Exercise task:
Extract all lines that hold "Volume" from the records below.

┌─ Provided material

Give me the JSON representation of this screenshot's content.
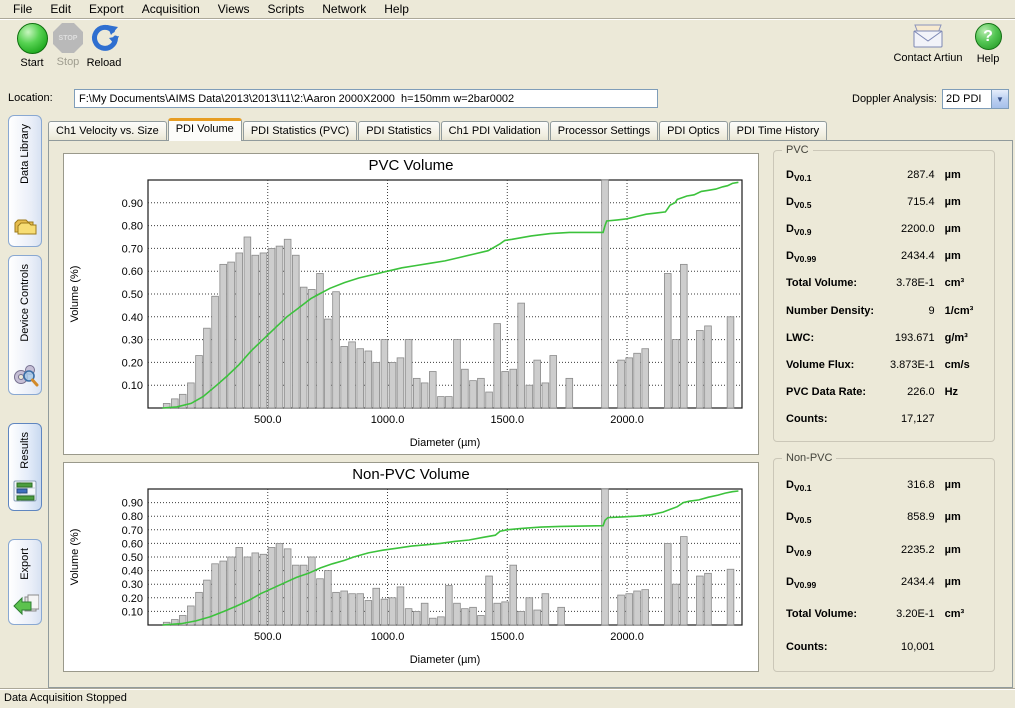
{
  "menu": {
    "items": [
      "File",
      "Edit",
      "Export",
      "Acquisition",
      "Views",
      "Scripts",
      "Network",
      "Help"
    ]
  },
  "toolbar": {
    "start": "Start",
    "stop": "Stop",
    "stop_badge": "STOP",
    "reload": "Reload",
    "contact": "Contact Artiun",
    "help": "Help"
  },
  "location": {
    "label": "Location:",
    "value": "F:\\My Documents\\AIMS Data\\2013\\2013\\11\\2:\\Aaron 2000X2000  h=150mm w=2bar0002"
  },
  "doppler": {
    "label": "Doppler Analysis:",
    "value": "2D PDI"
  },
  "sidebar": {
    "active_index": 2,
    "items": [
      {
        "label": "Data Library",
        "icon": "folders-icon"
      },
      {
        "label": "Device Controls",
        "icon": "gears-icon"
      },
      {
        "label": "Results",
        "icon": "results-chart-icon"
      },
      {
        "label": "Export",
        "icon": "export-arrow-icon"
      }
    ]
  },
  "tabs": {
    "active_index": 1,
    "items": [
      "Ch1 Velocity vs. Size",
      "PDI Volume",
      "PDI Statistics (PVC)",
      "PDI Statistics",
      "Ch1 PDI Validation",
      "Processor Settings",
      "PDI Optics",
      "PDI Time History"
    ]
  },
  "stats_panels": [
    {
      "title": "PVC",
      "rows": [
        {
          "label": "D",
          "sub": "V0.1",
          "value": "287.4",
          "unit": "µm"
        },
        {
          "label": "D",
          "sub": "V0.5",
          "value": "715.4",
          "unit": "µm"
        },
        {
          "label": "D",
          "sub": "V0.9",
          "value": "2200.0",
          "unit": "µm"
        },
        {
          "label": "D",
          "sub": "V0.99",
          "value": "2434.4",
          "unit": "µm"
        },
        {
          "label": "Total Volume:",
          "value": "3.78E-1",
          "unit": "cm³"
        },
        {
          "label": "Number Density:",
          "value": "9",
          "unit": "1/cm³"
        },
        {
          "label": "LWC:",
          "value": "193.671",
          "unit": "g/m³"
        },
        {
          "label": "Volume Flux:",
          "value": "3.873E-1",
          "unit": "cm/s"
        },
        {
          "label": "PVC Data Rate:",
          "value": "226.0",
          "unit": "Hz"
        },
        {
          "label": "Counts:",
          "value": "17,127",
          "unit": ""
        }
      ]
    },
    {
      "title": "Non-PVC",
      "rows": [
        {
          "label": "D",
          "sub": "V0.1",
          "value": "316.8",
          "unit": "µm"
        },
        {
          "label": "D",
          "sub": "V0.5",
          "value": "858.9",
          "unit": "µm"
        },
        {
          "label": "D",
          "sub": "V0.9",
          "value": "2235.2",
          "unit": "µm"
        },
        {
          "label": "D",
          "sub": "V0.99",
          "value": "2434.4",
          "unit": "µm"
        },
        {
          "label": "Total Volume:",
          "value": "3.20E-1",
          "unit": "cm³"
        },
        {
          "label": "Counts:",
          "value": "10,001",
          "unit": ""
        }
      ]
    }
  ],
  "status_bar": {
    "text": "Data Acquisition Stopped"
  },
  "colors": {
    "window_bg": "#ece9d8",
    "line_green": "#3cc23c",
    "bar_fill": "#cdcdcd",
    "bar_stroke": "#8a8a8a",
    "active_tab_accent": "#e79d23",
    "plot_border": "#1c1c1c"
  },
  "chart_data": [
    {
      "type": "bar",
      "title": "PVC Volume",
      "xlabel": "Diameter (µm)",
      "ylabel": "Volume (%)",
      "xlim": [
        0,
        2480
      ],
      "ylim": [
        0,
        1.0
      ],
      "x_ticks": [
        500,
        1000,
        1500,
        2000
      ],
      "x_tick_labels": [
        "500.0",
        "1000.0",
        "1500.0",
        "2000.0"
      ],
      "y_ticks": [
        0.1,
        0.2,
        0.3,
        0.4,
        0.5,
        0.6,
        0.7,
        0.8,
        0.9
      ],
      "y_tick_labels": [
        "0.10",
        "0.20",
        "0.30",
        "0.40",
        "0.50",
        "0.60",
        "0.70",
        "0.80",
        "0.90"
      ],
      "grid": "dotted",
      "bar_width_um": 28,
      "bars": [
        [
          78,
          0.02
        ],
        [
          112,
          0.04
        ],
        [
          145,
          0.06
        ],
        [
          179,
          0.11
        ],
        [
          213,
          0.23
        ],
        [
          246,
          0.35
        ],
        [
          280,
          0.49
        ],
        [
          314,
          0.63
        ],
        [
          347,
          0.64
        ],
        [
          381,
          0.68
        ],
        [
          415,
          0.75
        ],
        [
          448,
          0.67
        ],
        [
          482,
          0.68
        ],
        [
          516,
          0.7
        ],
        [
          549,
          0.71
        ],
        [
          583,
          0.74
        ],
        [
          617,
          0.67
        ],
        [
          650,
          0.53
        ],
        [
          684,
          0.52
        ],
        [
          718,
          0.59
        ],
        [
          751,
          0.39
        ],
        [
          785,
          0.51
        ],
        [
          819,
          0.27
        ],
        [
          852,
          0.29
        ],
        [
          886,
          0.26
        ],
        [
          920,
          0.25
        ],
        [
          953,
          0.2
        ],
        [
          987,
          0.3
        ],
        [
          1021,
          0.2
        ],
        [
          1054,
          0.22
        ],
        [
          1088,
          0.3
        ],
        [
          1122,
          0.13
        ],
        [
          1155,
          0.11
        ],
        [
          1189,
          0.16
        ],
        [
          1223,
          0.05
        ],
        [
          1256,
          0.05
        ],
        [
          1290,
          0.3
        ],
        [
          1323,
          0.17
        ],
        [
          1357,
          0.12
        ],
        [
          1390,
          0.13
        ],
        [
          1424,
          0.07
        ],
        [
          1458,
          0.37
        ],
        [
          1491,
          0.16
        ],
        [
          1525,
          0.17
        ],
        [
          1558,
          0.46
        ],
        [
          1592,
          0.1
        ],
        [
          1625,
          0.21
        ],
        [
          1659,
          0.11
        ],
        [
          1692,
          0.23
        ],
        [
          1759,
          0.13
        ],
        [
          1908,
          1.0
        ],
        [
          1975,
          0.21
        ],
        [
          2009,
          0.22
        ],
        [
          2042,
          0.24
        ],
        [
          2076,
          0.26
        ],
        [
          2170,
          0.59
        ],
        [
          2203,
          0.3
        ],
        [
          2237,
          0.63
        ],
        [
          2304,
          0.34
        ],
        [
          2338,
          0.36
        ],
        [
          2432,
          0.4
        ]
      ],
      "cumulative_line": [
        [
          60,
          0.0
        ],
        [
          120,
          0.005
        ],
        [
          180,
          0.02
        ],
        [
          230,
          0.05
        ],
        [
          287,
          0.1
        ],
        [
          330,
          0.14
        ],
        [
          380,
          0.19
        ],
        [
          430,
          0.25
        ],
        [
          480,
          0.3
        ],
        [
          530,
          0.35
        ],
        [
          580,
          0.4
        ],
        [
          630,
          0.44
        ],
        [
          680,
          0.48
        ],
        [
          715,
          0.5
        ],
        [
          760,
          0.525
        ],
        [
          820,
          0.55
        ],
        [
          880,
          0.57
        ],
        [
          940,
          0.585
        ],
        [
          1000,
          0.6
        ],
        [
          1060,
          0.615
        ],
        [
          1120,
          0.625
        ],
        [
          1180,
          0.635
        ],
        [
          1240,
          0.645
        ],
        [
          1300,
          0.66
        ],
        [
          1360,
          0.675
        ],
        [
          1420,
          0.69
        ],
        [
          1470,
          0.72
        ],
        [
          1490,
          0.735
        ],
        [
          1520,
          0.74
        ],
        [
          1600,
          0.755
        ],
        [
          1680,
          0.765
        ],
        [
          1760,
          0.77
        ],
        [
          1900,
          0.77
        ],
        [
          1908,
          0.8
        ],
        [
          1915,
          0.82
        ],
        [
          1960,
          0.825
        ],
        [
          2000,
          0.83
        ],
        [
          2040,
          0.84
        ],
        [
          2080,
          0.85
        ],
        [
          2120,
          0.855
        ],
        [
          2160,
          0.86
        ],
        [
          2170,
          0.875
        ],
        [
          2180,
          0.89
        ],
        [
          2200,
          0.9
        ],
        [
          2210,
          0.915
        ],
        [
          2237,
          0.925
        ],
        [
          2250,
          0.93
        ],
        [
          2280,
          0.935
        ],
        [
          2310,
          0.95
        ],
        [
          2340,
          0.955
        ],
        [
          2370,
          0.96
        ],
        [
          2400,
          0.97
        ],
        [
          2420,
          0.975
        ],
        [
          2440,
          0.985
        ],
        [
          2465,
          0.99
        ]
      ]
    },
    {
      "type": "bar",
      "title": "Non-PVC Volume",
      "xlabel": "Diameter (µm)",
      "ylabel": "Volume (%)",
      "xlim": [
        0,
        2480
      ],
      "ylim": [
        0,
        1.0
      ],
      "x_ticks": [
        500,
        1000,
        1500,
        2000
      ],
      "x_tick_labels": [
        "500.0",
        "1000.0",
        "1500.0",
        "2000.0"
      ],
      "y_ticks": [
        0.1,
        0.2,
        0.3,
        0.4,
        0.5,
        0.6,
        0.7,
        0.8,
        0.9
      ],
      "y_tick_labels": [
        "0.10",
        "0.20",
        "0.30",
        "0.40",
        "0.50",
        "0.60",
        "0.70",
        "0.80",
        "0.90"
      ],
      "grid": "dotted",
      "bar_width_um": 28,
      "bars": [
        [
          78,
          0.02
        ],
        [
          112,
          0.04
        ],
        [
          145,
          0.07
        ],
        [
          179,
          0.14
        ],
        [
          213,
          0.24
        ],
        [
          246,
          0.33
        ],
        [
          280,
          0.45
        ],
        [
          314,
          0.47
        ],
        [
          347,
          0.5
        ],
        [
          381,
          0.57
        ],
        [
          415,
          0.5
        ],
        [
          448,
          0.53
        ],
        [
          482,
          0.52
        ],
        [
          516,
          0.57
        ],
        [
          549,
          0.6
        ],
        [
          583,
          0.56
        ],
        [
          617,
          0.44
        ],
        [
          650,
          0.44
        ],
        [
          684,
          0.5
        ],
        [
          718,
          0.34
        ],
        [
          751,
          0.4
        ],
        [
          785,
          0.24
        ],
        [
          819,
          0.25
        ],
        [
          852,
          0.23
        ],
        [
          886,
          0.23
        ],
        [
          920,
          0.18
        ],
        [
          953,
          0.27
        ],
        [
          987,
          0.19
        ],
        [
          1021,
          0.2
        ],
        [
          1054,
          0.28
        ],
        [
          1088,
          0.12
        ],
        [
          1122,
          0.1
        ],
        [
          1155,
          0.16
        ],
        [
          1189,
          0.05
        ],
        [
          1223,
          0.06
        ],
        [
          1256,
          0.29
        ],
        [
          1290,
          0.16
        ],
        [
          1323,
          0.12
        ],
        [
          1357,
          0.13
        ],
        [
          1390,
          0.07
        ],
        [
          1424,
          0.36
        ],
        [
          1458,
          0.16
        ],
        [
          1491,
          0.17
        ],
        [
          1525,
          0.44
        ],
        [
          1558,
          0.1
        ],
        [
          1592,
          0.2
        ],
        [
          1625,
          0.11
        ],
        [
          1659,
          0.23
        ],
        [
          1725,
          0.13
        ],
        [
          1908,
          1.0
        ],
        [
          1975,
          0.22
        ],
        [
          2009,
          0.23
        ],
        [
          2042,
          0.25
        ],
        [
          2076,
          0.26
        ],
        [
          2170,
          0.6
        ],
        [
          2203,
          0.3
        ],
        [
          2237,
          0.65
        ],
        [
          2304,
          0.36
        ],
        [
          2338,
          0.38
        ],
        [
          2432,
          0.41
        ]
      ],
      "cumulative_line": [
        [
          60,
          0.0
        ],
        [
          140,
          0.01
        ],
        [
          200,
          0.03
        ],
        [
          260,
          0.06
        ],
        [
          317,
          0.1
        ],
        [
          370,
          0.14
        ],
        [
          420,
          0.18
        ],
        [
          470,
          0.23
        ],
        [
          520,
          0.27
        ],
        [
          570,
          0.31
        ],
        [
          620,
          0.35
        ],
        [
          670,
          0.38
        ],
        [
          720,
          0.42
        ],
        [
          770,
          0.45
        ],
        [
          820,
          0.475
        ],
        [
          859,
          0.5
        ],
        [
          920,
          0.53
        ],
        [
          980,
          0.55
        ],
        [
          1040,
          0.565
        ],
        [
          1100,
          0.58
        ],
        [
          1160,
          0.59
        ],
        [
          1220,
          0.6
        ],
        [
          1280,
          0.615
        ],
        [
          1340,
          0.625
        ],
        [
          1400,
          0.645
        ],
        [
          1450,
          0.66
        ],
        [
          1470,
          0.69
        ],
        [
          1500,
          0.7
        ],
        [
          1560,
          0.71
        ],
        [
          1640,
          0.72
        ],
        [
          1720,
          0.725
        ],
        [
          1900,
          0.73
        ],
        [
          1908,
          0.77
        ],
        [
          1920,
          0.79
        ],
        [
          1980,
          0.795
        ],
        [
          2040,
          0.8
        ],
        [
          2100,
          0.81
        ],
        [
          2150,
          0.83
        ],
        [
          2180,
          0.85
        ],
        [
          2210,
          0.87
        ],
        [
          2235,
          0.9
        ],
        [
          2260,
          0.91
        ],
        [
          2300,
          0.92
        ],
        [
          2340,
          0.94
        ],
        [
          2380,
          0.955
        ],
        [
          2410,
          0.97
        ],
        [
          2440,
          0.98
        ],
        [
          2465,
          0.985
        ]
      ]
    }
  ]
}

└─

Finished exercise:
      "PDI Volume",
          "label": "Total Volume:",
          "label": "Volume Flux:",
          "label": "Total Volume:",
      "title": "PVC Volume",
      "ylabel": "Volume (%)",
      "title": "Non-PVC Volume",
      "ylabel": "Volume (%)",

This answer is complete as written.